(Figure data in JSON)
•••
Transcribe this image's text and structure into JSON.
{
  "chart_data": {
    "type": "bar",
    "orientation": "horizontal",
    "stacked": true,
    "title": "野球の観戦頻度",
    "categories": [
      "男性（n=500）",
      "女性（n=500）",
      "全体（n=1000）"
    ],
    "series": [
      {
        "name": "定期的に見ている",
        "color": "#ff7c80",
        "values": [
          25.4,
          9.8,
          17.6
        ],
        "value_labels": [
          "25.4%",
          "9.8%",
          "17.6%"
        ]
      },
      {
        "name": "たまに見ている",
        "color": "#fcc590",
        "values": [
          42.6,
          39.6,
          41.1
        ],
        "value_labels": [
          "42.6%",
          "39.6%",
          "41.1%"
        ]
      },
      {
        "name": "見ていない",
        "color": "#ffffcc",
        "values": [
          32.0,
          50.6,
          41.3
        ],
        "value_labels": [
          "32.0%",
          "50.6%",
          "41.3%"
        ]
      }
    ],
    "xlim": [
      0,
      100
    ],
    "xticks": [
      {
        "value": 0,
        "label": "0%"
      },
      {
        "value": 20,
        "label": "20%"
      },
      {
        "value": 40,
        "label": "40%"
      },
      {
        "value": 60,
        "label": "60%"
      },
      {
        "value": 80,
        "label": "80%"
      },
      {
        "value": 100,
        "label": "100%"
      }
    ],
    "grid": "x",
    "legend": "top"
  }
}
•••
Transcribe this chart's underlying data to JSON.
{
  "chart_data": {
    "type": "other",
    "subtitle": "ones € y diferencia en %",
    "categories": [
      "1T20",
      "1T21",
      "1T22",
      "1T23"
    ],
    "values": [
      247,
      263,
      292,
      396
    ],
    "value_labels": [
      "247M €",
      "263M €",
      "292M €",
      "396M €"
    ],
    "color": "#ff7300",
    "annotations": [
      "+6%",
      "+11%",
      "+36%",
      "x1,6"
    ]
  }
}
•••
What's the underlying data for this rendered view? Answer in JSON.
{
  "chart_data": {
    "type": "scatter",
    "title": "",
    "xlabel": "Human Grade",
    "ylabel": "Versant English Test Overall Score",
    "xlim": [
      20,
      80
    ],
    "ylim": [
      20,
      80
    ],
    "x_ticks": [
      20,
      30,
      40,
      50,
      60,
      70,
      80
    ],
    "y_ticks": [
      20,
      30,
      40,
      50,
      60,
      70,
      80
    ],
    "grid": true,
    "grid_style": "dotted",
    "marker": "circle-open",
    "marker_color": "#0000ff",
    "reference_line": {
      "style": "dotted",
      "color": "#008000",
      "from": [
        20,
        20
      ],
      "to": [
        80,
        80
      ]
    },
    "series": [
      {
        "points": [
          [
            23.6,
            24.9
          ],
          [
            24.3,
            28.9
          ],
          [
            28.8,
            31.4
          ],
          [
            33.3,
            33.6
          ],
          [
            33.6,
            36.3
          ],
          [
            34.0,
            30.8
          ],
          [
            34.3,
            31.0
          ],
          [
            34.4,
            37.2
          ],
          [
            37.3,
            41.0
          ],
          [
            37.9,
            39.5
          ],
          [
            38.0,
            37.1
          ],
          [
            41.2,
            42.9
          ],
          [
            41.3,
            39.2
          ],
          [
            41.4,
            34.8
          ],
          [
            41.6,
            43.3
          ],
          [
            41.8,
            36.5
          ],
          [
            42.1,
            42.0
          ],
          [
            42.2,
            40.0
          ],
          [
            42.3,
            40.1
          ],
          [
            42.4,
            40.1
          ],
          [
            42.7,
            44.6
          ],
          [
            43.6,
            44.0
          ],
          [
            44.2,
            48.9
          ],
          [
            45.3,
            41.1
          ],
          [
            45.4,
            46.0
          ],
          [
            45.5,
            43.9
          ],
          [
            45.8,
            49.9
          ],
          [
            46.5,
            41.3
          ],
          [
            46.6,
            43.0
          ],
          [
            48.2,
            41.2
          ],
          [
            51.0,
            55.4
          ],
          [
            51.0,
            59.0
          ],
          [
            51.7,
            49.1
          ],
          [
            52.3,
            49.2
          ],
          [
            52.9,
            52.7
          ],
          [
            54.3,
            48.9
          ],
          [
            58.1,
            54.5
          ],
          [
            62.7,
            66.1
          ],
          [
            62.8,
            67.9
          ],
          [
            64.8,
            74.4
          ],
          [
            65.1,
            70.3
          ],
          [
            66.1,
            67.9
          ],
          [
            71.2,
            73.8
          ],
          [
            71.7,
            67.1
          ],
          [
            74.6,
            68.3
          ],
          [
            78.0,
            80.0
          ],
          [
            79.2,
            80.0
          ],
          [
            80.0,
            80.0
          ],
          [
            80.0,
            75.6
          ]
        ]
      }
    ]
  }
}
•••
What the task requires:
Count how many lines include the string "name". Nothing but the number is needed.

Output of the exercise:
3